→ **Exercise**: Return the listing below in full, with every line exactly as it is.

→ **Data provided**:

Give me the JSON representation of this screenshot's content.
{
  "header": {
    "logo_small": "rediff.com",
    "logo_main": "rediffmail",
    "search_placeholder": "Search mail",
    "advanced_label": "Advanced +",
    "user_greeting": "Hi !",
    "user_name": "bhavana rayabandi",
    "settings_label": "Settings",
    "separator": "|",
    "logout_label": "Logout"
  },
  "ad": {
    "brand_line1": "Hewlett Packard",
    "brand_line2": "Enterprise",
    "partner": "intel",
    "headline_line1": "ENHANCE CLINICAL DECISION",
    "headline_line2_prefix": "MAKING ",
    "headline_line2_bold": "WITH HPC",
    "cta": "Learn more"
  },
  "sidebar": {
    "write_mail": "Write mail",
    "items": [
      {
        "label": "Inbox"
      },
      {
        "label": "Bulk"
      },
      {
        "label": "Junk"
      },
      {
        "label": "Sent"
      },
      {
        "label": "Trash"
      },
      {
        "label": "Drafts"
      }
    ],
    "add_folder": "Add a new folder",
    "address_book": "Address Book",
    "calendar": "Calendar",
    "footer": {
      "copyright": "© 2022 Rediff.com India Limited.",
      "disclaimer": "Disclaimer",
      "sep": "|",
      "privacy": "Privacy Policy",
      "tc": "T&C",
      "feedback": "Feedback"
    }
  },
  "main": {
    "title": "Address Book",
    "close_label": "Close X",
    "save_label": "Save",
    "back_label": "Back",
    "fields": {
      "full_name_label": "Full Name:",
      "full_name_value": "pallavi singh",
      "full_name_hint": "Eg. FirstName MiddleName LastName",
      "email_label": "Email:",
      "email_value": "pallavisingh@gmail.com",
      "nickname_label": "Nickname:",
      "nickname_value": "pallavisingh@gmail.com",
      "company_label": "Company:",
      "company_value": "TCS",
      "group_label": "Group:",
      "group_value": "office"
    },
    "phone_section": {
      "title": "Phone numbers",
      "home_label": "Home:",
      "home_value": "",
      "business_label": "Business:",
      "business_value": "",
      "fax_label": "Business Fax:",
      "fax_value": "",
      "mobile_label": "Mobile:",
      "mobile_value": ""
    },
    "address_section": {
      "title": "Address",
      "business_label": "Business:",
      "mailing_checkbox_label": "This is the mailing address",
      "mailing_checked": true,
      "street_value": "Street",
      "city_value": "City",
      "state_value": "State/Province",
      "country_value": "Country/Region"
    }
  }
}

→ **Output for this task**:
Give me the JSON representation of this screenshot's content.
{
  "header": {
    "logo_small": "rediff.com",
    "logo_main": "rediffmail",
    "search_placeholder": "Search mail",
    "advanced_label": "Advanced +",
    "user_greeting": "Hi !",
    "user_name": "bhavana rayabandi",
    "settings_label": "Settings",
    "separator": "|",
    "logout_label": "Logout"
  },
  "ad": {
    "brand_line1": "Hewlett Packard",
    "brand_line2": "Enterprise",
    "partner": "intel",
    "headline_line1": "ENHANCE CLINICAL DECISION",
    "headline_line2_prefix": "MAKING ",
    "headline_line2_bold": "WITH HPC",
    "cta": "Learn more"
  },
  "sidebar": {
    "write_mail": "Write mail",
    "items": [
      {
        "label": "Inbox"
      },
      {
        "label": "Bulk"
      },
      {
        "label": "Junk"
      },
      {
        "label": "Sent"
      },
      {
        "label": "Trash"
      },
      {
        "label": "Drafts"
      }
    ],
    "add_folder": "Add a new folder",
    "address_book": "Address Book",
    "calendar": "Calendar",
    "footer": {
      "copyright": "© 2022 Rediff.com India Limited.",
      "disclaimer": "Disclaimer",
      "sep": "|",
      "privacy": "Privacy Policy",
      "tc": "T&C",
      "feedback": "Feedback"
    }
  },
  "main": {
    "title": "Address Book",
    "close_label": "Close X",
    "save_label": "Save",
    "back_label": "Back",
    "fields": {
      "full_name_label": "Full Name:",
      "full_name_value": "pallavi singh",
      "full_name_hint": "Eg. FirstName MiddleName LastName",
      "email_label": "Email:",
      "email_value": "pallavisingh@gmail.com",
      "nickname_label": "Nickname:",
      "nickname_value": "pallavisingh@gmail.com",
      "company_label": "Company:",
      "company_value": "TCS",
      "group_label": "Group:",
      "group_value": "office"
    },
    "phone_section": {
      "title": "Phone numbers",
      "home_label": "Home:",
      "home_value": "",
      "business_label": "Business:",
      "business_value": "",
      "fax_label": "Business Fax:",
      "fax_value": "",
      "mobile_label": "Mobile:",
      "mobile_value": ""
    },
    "address_section": {
      "title": "Address",
      "business_label": "Business:",
      "mailing_checkbox_label": "This is the mailing address",
      "mailing_checked": true,
      "street_value": "Street",
      "city_value": "City",
      "state_value": "State/Province",
      "country_value": "Country/Region"
    }
  }
}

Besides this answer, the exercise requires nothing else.